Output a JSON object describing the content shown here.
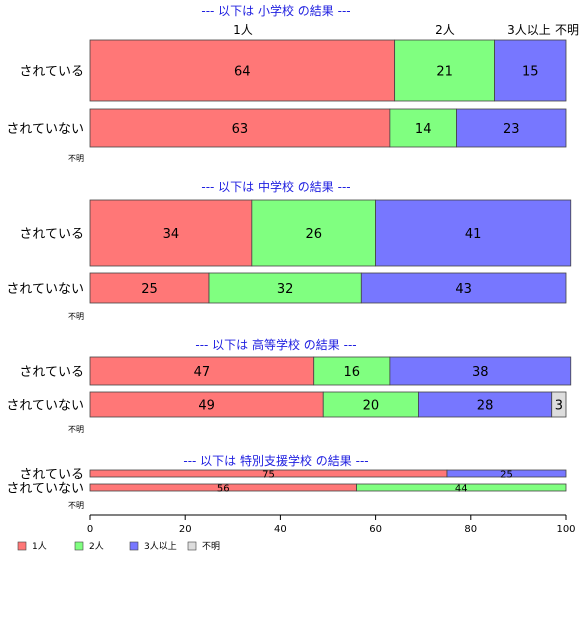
{
  "chart_data": {
    "type": "bar",
    "orientation": "horizontal",
    "stacked": true,
    "xlim": [
      0,
      100
    ],
    "x_ticks": [
      "0",
      "20",
      "40",
      "60",
      "80",
      "100"
    ],
    "top_column_labels": [
      "1人",
      "2人",
      "3人以上",
      "不明"
    ],
    "legend_position": "bottom-left",
    "series_names": [
      "1人",
      "2人",
      "3人以上",
      "不明"
    ],
    "colors": [
      "#ff7777",
      "#80ff80",
      "#7777ff",
      "#dddddd"
    ],
    "panels": [
      {
        "title": "--- 以下は 小学校 の結果 ---",
        "rows": [
          {
            "label": "されている",
            "values": [
              64,
              21,
              15,
              0
            ]
          },
          {
            "label": "されていない",
            "values": [
              63,
              14,
              23,
              0
            ]
          }
        ],
        "unknown_label": "不明"
      },
      {
        "title": "--- 以下は 中学校 の結果 ---",
        "rows": [
          {
            "label": "されている",
            "values": [
              34,
              26,
              41,
              0
            ]
          },
          {
            "label": "されていない",
            "values": [
              25,
              32,
              43,
              0
            ]
          }
        ],
        "unknown_label": "不明"
      },
      {
        "title": "--- 以下は 高等学校 の結果 ---",
        "rows": [
          {
            "label": "されている",
            "values": [
              47,
              16,
              38,
              0
            ]
          },
          {
            "label": "されていない",
            "values": [
              49,
              20,
              28,
              3
            ]
          }
        ],
        "unknown_label": "不明"
      },
      {
        "title": "--- 以下は 特別支援学校 の結果 ---",
        "rows": [
          {
            "label": "されている",
            "values": [
              75,
              0,
              25,
              0
            ]
          },
          {
            "label": "されていない",
            "values": [
              56,
              44,
              0,
              0
            ]
          }
        ],
        "unknown_label": "不明"
      }
    ]
  }
}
^^^^^^^^^^^^^^^^
_Exercise prompt_. Read the data above. Pull out each line in which the string "title" appears.

_Written answer_.
        "title": "--- 以下は 小学校 の結果 ---",
        "title": "--- 以下は 中学校 の結果 ---",
        "title": "--- 以下は 高等学校 の結果 ---",
        "title": "--- 以下は 特別支援学校 の結果 ---",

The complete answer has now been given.